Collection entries

────────────────

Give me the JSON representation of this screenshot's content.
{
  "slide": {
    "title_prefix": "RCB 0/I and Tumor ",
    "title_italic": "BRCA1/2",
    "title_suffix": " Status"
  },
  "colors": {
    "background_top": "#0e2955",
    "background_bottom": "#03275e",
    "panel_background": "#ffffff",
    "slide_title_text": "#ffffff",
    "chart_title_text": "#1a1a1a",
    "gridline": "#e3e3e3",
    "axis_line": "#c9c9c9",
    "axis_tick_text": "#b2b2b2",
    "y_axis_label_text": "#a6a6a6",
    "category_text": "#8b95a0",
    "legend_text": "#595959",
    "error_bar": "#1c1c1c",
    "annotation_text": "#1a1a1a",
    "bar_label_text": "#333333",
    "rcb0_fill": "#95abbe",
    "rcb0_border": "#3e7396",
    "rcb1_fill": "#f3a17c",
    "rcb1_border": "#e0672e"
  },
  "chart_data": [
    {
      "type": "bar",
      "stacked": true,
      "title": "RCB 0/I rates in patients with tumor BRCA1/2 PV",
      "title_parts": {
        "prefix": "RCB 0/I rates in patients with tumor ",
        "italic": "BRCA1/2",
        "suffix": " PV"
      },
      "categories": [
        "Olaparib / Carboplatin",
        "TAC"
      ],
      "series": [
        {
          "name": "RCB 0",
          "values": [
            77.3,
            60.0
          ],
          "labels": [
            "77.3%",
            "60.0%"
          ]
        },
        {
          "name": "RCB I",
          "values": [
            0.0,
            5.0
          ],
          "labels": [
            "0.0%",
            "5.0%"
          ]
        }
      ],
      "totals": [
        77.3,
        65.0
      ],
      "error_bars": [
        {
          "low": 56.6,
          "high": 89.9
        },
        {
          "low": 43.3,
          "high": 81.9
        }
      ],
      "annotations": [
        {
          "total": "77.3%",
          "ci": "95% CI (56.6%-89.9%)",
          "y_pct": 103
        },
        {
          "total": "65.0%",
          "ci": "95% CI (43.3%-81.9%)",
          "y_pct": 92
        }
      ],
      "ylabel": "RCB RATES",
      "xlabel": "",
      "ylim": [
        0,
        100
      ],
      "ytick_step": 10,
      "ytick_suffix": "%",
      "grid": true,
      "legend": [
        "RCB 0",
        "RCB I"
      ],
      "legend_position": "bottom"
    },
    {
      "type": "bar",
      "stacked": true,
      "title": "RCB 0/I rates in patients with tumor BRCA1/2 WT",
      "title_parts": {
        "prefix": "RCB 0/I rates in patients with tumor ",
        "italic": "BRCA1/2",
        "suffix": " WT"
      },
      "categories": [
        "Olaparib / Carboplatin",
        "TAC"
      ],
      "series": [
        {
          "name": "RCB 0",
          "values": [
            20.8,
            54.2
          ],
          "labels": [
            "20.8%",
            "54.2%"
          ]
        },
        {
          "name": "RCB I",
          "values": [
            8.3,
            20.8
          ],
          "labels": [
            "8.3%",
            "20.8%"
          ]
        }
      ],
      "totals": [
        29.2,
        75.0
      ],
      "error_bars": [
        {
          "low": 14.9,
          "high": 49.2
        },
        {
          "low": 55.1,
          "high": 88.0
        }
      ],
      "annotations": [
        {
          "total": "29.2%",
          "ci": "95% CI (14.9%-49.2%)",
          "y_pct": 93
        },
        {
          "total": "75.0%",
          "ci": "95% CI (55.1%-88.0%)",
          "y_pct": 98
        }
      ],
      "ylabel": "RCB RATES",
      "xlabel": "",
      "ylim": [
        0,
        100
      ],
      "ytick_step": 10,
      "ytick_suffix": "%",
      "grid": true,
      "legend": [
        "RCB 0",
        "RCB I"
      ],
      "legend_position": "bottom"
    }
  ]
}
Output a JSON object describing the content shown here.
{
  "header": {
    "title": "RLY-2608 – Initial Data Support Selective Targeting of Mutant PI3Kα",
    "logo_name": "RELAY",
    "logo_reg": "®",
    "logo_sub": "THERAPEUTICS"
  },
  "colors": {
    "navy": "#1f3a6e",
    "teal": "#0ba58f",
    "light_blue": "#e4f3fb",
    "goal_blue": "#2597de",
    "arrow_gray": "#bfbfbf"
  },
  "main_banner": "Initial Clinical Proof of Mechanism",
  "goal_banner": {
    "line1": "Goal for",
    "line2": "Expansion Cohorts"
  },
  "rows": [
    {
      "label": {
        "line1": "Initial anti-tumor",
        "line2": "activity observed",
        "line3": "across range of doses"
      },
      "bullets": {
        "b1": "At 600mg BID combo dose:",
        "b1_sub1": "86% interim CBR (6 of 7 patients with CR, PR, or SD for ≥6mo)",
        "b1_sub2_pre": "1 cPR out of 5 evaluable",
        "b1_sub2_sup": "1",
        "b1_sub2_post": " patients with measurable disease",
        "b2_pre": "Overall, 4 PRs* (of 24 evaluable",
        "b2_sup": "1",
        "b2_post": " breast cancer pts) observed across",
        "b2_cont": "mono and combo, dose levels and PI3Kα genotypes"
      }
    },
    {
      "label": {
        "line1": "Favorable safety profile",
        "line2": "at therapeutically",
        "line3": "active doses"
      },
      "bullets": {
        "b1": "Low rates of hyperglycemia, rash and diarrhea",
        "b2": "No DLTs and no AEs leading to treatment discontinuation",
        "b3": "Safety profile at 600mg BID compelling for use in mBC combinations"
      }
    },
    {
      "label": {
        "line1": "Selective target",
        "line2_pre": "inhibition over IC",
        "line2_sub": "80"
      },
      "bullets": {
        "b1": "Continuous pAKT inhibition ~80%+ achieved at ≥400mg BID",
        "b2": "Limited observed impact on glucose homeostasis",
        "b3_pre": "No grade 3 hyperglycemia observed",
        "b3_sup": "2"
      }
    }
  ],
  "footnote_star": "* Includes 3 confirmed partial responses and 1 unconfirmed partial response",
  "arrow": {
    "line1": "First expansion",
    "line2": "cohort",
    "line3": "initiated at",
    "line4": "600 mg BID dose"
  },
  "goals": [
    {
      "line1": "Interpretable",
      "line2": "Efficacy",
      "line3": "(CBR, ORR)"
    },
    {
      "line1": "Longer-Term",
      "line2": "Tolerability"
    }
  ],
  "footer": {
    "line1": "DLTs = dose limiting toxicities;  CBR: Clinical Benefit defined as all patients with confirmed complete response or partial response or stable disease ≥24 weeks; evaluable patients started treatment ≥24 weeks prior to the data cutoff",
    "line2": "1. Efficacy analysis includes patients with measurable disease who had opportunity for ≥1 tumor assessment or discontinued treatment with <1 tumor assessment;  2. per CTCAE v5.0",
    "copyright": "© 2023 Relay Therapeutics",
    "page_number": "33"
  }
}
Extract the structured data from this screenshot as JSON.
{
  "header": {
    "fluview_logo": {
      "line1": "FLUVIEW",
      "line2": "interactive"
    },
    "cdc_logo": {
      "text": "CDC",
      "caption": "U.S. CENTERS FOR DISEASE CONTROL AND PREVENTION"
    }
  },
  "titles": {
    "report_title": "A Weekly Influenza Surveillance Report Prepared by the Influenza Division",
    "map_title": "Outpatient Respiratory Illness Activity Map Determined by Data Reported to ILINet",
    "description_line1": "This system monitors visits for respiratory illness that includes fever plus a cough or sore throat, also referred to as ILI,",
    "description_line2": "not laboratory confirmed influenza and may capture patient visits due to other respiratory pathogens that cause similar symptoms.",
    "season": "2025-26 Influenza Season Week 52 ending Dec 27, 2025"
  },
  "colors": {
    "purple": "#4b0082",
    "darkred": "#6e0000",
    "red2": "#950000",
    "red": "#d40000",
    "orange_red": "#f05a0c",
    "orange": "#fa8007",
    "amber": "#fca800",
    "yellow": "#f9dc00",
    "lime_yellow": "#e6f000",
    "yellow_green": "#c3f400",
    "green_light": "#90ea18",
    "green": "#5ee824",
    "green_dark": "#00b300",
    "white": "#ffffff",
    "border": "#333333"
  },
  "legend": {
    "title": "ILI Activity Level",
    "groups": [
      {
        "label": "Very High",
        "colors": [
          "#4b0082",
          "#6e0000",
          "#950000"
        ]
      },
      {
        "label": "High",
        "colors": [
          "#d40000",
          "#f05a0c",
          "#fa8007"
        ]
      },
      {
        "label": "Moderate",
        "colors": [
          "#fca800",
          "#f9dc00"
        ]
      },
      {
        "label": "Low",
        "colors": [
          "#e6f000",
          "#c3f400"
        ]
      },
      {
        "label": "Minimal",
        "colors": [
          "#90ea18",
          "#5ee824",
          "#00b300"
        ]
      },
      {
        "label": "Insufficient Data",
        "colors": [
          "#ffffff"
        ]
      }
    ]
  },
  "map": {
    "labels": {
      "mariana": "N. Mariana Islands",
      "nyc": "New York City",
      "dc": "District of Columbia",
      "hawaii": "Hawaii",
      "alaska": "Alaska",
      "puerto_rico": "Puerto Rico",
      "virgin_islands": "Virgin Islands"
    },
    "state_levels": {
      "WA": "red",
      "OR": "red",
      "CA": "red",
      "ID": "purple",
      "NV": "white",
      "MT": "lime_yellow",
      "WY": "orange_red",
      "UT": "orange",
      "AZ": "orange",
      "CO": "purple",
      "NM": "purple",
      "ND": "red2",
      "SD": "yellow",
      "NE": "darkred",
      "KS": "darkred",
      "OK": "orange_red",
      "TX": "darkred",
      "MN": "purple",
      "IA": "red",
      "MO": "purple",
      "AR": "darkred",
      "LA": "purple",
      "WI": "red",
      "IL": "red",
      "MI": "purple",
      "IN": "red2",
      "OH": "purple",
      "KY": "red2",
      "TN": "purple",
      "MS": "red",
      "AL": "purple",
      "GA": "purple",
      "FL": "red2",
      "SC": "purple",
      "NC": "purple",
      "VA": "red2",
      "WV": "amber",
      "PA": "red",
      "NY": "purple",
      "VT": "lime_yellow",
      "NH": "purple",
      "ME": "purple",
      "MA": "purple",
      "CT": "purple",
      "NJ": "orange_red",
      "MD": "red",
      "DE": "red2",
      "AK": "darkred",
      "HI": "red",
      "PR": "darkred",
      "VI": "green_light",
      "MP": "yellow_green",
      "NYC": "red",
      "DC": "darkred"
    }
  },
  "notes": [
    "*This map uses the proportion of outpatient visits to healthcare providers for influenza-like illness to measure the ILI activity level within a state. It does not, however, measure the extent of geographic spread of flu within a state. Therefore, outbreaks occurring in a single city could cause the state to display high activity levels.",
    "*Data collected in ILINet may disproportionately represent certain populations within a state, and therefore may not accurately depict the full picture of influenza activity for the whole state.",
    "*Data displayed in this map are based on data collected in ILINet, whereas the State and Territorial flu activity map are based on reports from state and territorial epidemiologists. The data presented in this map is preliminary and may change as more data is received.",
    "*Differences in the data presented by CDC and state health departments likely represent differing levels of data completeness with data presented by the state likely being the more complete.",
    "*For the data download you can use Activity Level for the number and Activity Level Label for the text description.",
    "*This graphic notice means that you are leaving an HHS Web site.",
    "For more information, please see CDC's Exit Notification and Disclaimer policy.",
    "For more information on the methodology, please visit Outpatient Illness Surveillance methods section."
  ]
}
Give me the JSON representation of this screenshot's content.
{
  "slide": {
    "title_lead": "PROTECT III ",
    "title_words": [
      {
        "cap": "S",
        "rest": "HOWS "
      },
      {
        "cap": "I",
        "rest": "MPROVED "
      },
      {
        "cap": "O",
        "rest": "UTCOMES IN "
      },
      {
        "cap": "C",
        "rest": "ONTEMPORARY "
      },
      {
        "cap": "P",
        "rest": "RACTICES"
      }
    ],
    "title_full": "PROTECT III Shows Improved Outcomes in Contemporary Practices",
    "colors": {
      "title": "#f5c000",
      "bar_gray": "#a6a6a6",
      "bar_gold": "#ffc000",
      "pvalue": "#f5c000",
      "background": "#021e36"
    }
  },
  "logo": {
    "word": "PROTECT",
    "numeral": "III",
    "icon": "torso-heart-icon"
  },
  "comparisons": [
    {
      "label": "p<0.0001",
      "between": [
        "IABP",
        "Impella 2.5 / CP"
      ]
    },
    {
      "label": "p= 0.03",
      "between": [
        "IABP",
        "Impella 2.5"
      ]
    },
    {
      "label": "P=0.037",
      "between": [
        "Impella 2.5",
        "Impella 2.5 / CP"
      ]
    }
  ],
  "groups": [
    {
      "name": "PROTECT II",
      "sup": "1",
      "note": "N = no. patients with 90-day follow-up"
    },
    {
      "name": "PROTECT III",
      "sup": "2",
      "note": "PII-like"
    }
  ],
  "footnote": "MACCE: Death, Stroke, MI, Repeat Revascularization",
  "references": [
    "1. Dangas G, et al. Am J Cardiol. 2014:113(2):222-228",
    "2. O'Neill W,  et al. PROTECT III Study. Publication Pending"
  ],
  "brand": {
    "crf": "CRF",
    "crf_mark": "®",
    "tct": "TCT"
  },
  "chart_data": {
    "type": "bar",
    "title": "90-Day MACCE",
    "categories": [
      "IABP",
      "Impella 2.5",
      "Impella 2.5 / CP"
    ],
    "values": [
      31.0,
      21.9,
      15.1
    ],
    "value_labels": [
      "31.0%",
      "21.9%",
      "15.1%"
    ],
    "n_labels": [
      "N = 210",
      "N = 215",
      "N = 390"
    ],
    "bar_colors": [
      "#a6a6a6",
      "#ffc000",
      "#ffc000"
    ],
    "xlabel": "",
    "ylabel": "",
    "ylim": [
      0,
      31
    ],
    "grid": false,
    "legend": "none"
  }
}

────────────────

#### [Directions for this task]
Line count for "JSON": count the lines in the records above that hold this word, and give only the number.

#### [Written reply]
4